>> START PROVIDED PASSAGE

Let us also hope they show more rationality and less partiality than they last did when deciding that corporations are people — our country’s practice of one person, one vote be damned.
But that was their recent 5-4 irrational rational. Prior to that was the ever popular 5-4 decision when one of the three equal branches of our government, the judicial, decided and was allowed to elect who would be the next president of the executive branch (Gore v. United States).
Two failed wars later and we have seen how well that turned out. If allowed to continue their illegal power play, they can next overrule the health care law. Nowhere in the U.S. Constitution did I find that the Supreme Court could overrule a law passed by Congress and signed by the president. I always thought it is Congress’ responsibility to pass legislation that affects the entire country, but that is for Constitutional scholars to ponder.

>> END PROVIDED PASSAGE
>> START DATASET EXTRACT

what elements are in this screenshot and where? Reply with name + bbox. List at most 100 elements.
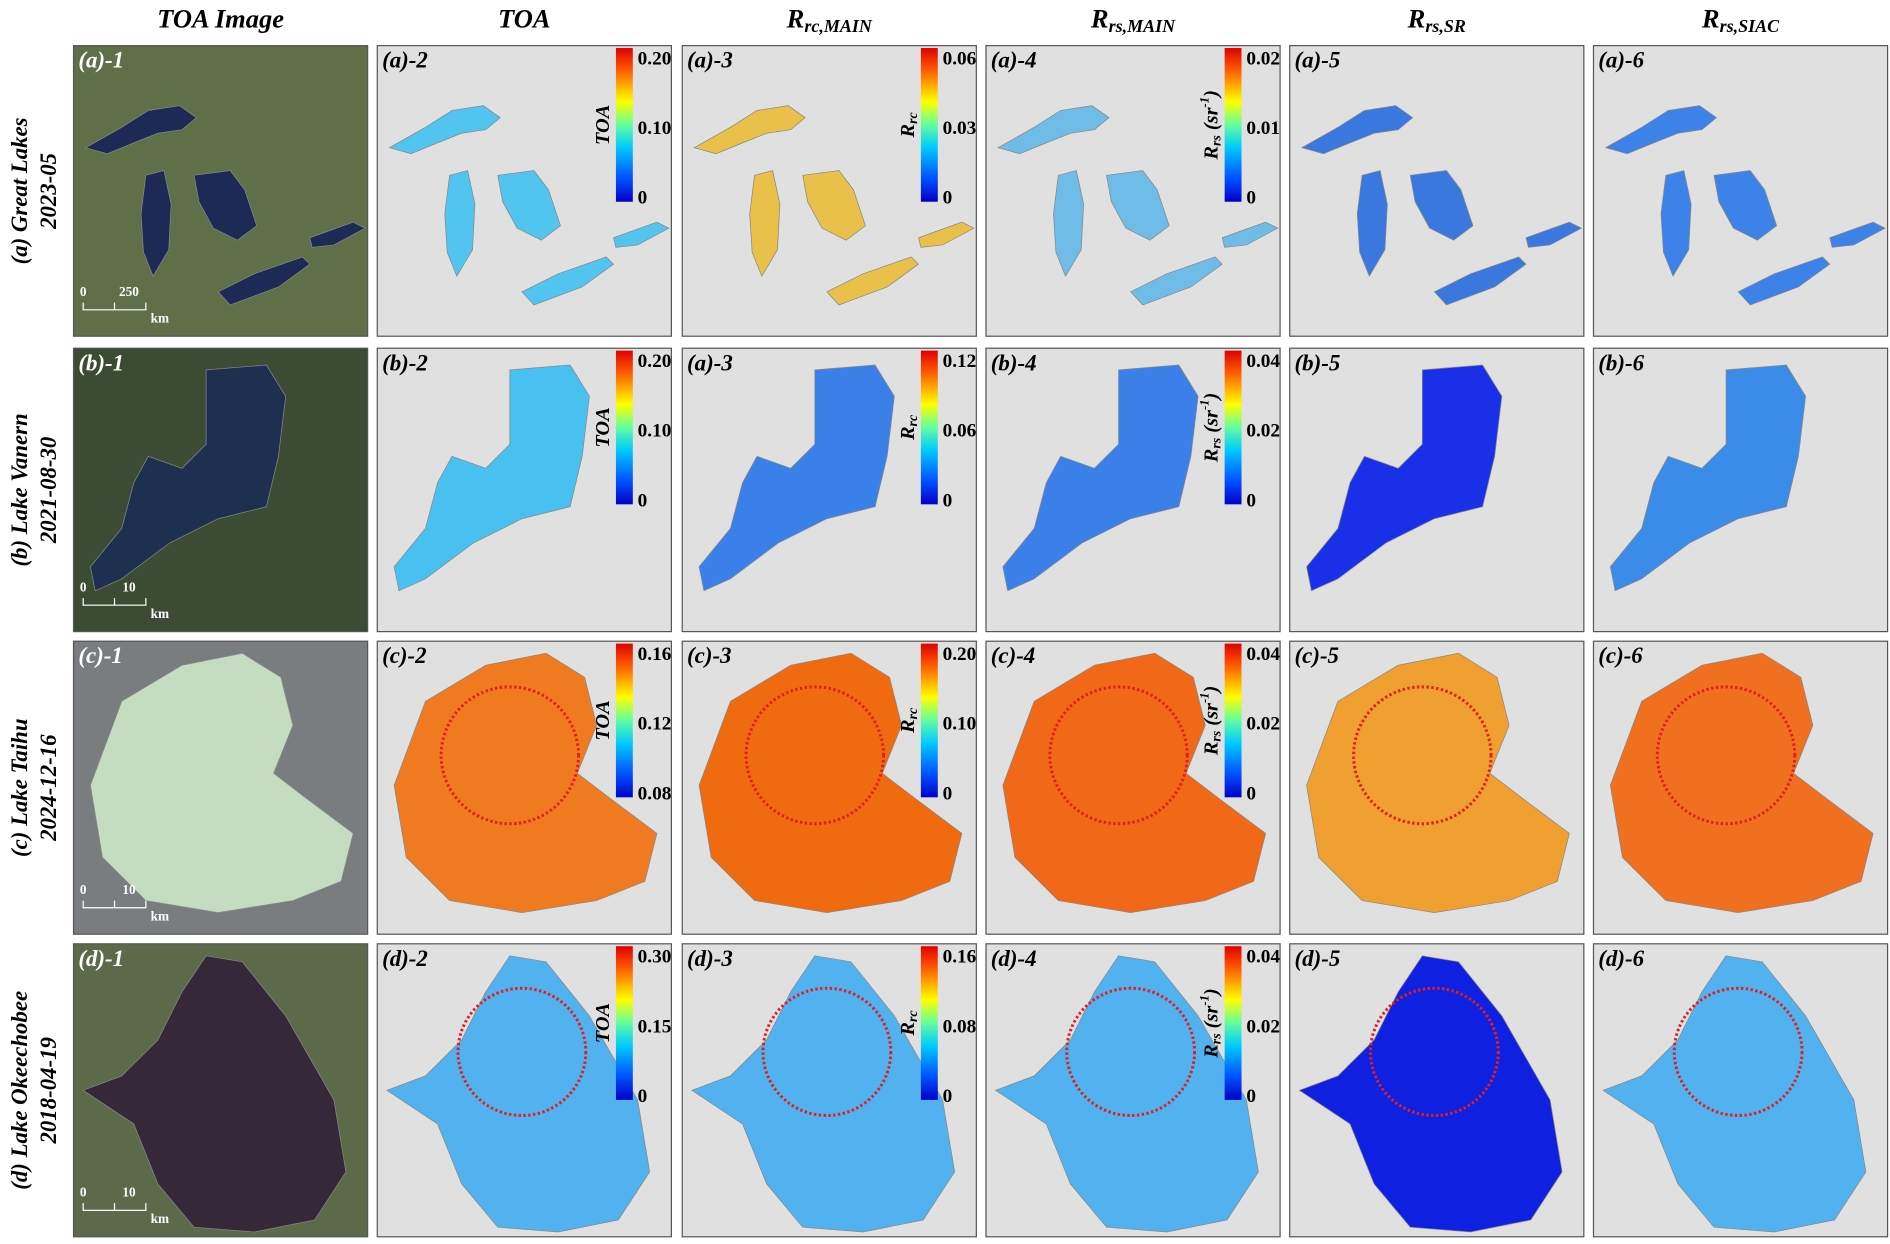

>> END DATASET EXTRACT

### SET PROBLEM 1:
From the passage on the Supreme Court, list each decision or ruling by the Court that it mentions, including any it warns could come next.
### SET PROBLEM 2:
Write a continuation of the passage on the Supreme Court that begins after its final sentence.
The material isn't needed for what comes next.

### RIGHT ANSWER 1:
- The decision that corporations are people
- The decision on who would be the next president of the executive branch
- A possible future overruling of the health care law

### RIGHT ANSWER 2:
Justices Antonin Scalia, Samuel Alito and Clarence Thomas are certain to decide that the law is unconstitutional. Thirty courts below them have already upheld it. Justice Anthony Kennedy is the only possible swing vote and maybe Chief Justice John Roberts is a long shot, but unlikely.
He seems more interested in a proud legacy than the others. At least the separation of the mandate from the rest of the health care package is likely. Unfortunately, Thomas did not make any notable observations, therefore the dumbest statement came from Scalia, who compared forcing people to have health care insurance to forcing people to buy broccoli.
Having the majority of judges with leanings toward either party permanently enshrined in the Supreme Court is unhealthy, since bias will always surface. We should have term limits for the Supreme Court.